> **What you are asked to do**:
How many lines in this data contain the string "name"? Reply with the number only.

> **Extracted data**:
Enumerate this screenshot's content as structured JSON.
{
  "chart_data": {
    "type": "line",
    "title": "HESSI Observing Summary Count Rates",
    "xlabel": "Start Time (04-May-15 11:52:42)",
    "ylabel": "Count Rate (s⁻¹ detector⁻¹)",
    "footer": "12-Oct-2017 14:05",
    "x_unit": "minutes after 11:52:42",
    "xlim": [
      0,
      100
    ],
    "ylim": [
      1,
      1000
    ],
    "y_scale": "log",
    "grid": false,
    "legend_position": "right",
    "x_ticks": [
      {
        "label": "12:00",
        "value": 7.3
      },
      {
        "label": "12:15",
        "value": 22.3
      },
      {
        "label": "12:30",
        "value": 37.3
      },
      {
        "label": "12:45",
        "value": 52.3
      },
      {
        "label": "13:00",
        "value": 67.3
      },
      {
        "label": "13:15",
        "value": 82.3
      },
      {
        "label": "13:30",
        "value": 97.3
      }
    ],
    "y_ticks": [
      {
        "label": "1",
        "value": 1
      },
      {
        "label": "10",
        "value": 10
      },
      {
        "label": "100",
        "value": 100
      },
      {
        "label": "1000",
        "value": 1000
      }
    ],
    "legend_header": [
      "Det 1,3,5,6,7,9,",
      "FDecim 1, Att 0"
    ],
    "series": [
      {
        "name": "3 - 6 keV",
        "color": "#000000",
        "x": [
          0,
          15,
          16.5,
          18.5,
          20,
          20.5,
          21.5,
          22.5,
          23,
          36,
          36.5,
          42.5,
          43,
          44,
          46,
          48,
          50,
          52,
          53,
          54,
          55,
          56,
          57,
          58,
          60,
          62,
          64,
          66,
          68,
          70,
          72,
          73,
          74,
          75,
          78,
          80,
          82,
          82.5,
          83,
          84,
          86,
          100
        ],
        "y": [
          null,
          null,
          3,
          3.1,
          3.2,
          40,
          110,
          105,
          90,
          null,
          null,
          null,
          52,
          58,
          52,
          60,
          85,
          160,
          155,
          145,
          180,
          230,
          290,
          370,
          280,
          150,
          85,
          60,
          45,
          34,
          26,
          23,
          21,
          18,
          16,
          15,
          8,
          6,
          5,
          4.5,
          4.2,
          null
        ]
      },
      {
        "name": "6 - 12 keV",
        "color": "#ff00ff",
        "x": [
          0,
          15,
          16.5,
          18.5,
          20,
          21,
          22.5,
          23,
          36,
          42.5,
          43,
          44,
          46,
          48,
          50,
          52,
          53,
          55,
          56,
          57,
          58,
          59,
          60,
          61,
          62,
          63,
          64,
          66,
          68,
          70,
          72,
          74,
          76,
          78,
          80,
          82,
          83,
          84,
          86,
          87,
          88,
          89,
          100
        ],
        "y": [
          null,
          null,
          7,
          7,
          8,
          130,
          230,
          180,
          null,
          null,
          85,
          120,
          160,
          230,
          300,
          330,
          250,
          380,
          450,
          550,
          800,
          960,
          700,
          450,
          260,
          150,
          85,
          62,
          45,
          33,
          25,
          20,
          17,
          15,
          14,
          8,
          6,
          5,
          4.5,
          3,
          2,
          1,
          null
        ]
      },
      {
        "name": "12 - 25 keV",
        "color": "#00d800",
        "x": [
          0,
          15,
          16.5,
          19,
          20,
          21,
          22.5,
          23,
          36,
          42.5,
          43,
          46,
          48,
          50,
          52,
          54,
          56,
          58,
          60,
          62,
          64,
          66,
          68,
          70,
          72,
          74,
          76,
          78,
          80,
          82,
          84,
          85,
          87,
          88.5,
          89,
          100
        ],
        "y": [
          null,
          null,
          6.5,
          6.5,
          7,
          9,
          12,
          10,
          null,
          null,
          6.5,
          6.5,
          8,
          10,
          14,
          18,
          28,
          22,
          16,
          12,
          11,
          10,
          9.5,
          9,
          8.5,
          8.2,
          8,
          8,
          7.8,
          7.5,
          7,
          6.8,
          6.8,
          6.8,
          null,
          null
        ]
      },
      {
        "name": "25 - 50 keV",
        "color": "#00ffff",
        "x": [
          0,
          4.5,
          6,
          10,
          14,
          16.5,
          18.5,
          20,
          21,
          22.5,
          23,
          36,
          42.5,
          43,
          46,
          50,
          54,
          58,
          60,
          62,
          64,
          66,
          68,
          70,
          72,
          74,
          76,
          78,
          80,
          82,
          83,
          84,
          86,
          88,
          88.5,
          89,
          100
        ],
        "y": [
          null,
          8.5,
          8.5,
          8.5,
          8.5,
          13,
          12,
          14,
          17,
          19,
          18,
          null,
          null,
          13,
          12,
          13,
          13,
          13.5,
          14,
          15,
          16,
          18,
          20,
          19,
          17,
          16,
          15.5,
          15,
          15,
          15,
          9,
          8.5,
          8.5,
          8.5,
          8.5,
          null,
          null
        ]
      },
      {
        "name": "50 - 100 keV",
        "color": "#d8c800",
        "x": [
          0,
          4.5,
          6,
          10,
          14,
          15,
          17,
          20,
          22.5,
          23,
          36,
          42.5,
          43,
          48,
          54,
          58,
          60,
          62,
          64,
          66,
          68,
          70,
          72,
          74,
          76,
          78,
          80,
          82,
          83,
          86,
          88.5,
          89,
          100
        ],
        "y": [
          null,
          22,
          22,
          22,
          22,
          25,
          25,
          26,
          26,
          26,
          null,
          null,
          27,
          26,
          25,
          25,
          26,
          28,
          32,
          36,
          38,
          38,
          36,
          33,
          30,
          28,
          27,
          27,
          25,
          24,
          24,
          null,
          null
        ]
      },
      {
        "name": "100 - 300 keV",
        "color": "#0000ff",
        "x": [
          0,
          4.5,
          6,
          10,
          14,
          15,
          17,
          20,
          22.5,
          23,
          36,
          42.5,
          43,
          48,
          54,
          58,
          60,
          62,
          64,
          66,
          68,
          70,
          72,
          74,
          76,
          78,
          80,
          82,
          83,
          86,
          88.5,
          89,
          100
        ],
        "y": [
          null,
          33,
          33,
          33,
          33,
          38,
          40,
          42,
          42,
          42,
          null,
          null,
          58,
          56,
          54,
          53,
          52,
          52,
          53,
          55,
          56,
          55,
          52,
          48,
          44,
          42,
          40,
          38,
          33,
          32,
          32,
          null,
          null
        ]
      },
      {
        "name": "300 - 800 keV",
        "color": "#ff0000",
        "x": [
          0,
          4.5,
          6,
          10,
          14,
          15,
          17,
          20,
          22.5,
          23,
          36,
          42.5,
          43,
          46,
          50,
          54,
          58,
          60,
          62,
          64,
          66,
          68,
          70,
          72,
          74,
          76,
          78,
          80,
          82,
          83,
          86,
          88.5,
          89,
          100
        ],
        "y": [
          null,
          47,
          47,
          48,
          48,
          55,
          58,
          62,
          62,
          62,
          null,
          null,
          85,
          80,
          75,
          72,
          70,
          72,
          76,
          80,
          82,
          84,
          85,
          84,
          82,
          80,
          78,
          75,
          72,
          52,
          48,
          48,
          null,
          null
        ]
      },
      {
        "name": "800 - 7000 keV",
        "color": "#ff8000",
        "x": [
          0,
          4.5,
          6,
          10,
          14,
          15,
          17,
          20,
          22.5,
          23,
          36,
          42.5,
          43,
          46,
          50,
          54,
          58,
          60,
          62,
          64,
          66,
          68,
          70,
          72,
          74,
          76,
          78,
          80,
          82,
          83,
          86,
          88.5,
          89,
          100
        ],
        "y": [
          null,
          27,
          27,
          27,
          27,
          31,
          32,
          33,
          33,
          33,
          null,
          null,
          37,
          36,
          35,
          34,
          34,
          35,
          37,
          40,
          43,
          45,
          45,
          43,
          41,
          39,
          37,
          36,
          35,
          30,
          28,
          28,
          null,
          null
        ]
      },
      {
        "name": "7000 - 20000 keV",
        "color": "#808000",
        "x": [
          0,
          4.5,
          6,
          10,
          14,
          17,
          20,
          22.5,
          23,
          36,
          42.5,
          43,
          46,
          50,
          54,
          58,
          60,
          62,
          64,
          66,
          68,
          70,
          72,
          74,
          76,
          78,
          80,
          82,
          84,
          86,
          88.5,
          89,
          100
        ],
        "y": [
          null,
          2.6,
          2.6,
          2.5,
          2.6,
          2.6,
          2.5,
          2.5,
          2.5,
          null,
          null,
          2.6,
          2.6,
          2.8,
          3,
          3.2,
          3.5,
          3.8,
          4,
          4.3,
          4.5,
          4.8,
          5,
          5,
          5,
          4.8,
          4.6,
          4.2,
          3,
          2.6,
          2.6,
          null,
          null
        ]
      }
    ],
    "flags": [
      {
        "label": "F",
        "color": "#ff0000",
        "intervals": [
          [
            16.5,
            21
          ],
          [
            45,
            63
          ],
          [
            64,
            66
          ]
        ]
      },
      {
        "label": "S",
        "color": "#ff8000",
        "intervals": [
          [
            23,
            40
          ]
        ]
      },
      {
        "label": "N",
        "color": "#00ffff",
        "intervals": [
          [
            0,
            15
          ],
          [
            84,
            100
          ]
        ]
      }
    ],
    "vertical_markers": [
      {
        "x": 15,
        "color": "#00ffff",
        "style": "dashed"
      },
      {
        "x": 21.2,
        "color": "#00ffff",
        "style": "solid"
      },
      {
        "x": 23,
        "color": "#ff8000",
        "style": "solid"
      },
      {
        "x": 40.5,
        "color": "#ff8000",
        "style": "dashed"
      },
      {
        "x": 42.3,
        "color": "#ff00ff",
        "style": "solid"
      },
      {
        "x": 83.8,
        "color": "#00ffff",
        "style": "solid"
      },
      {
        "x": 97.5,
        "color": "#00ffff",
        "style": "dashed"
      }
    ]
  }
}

> **Response**:
9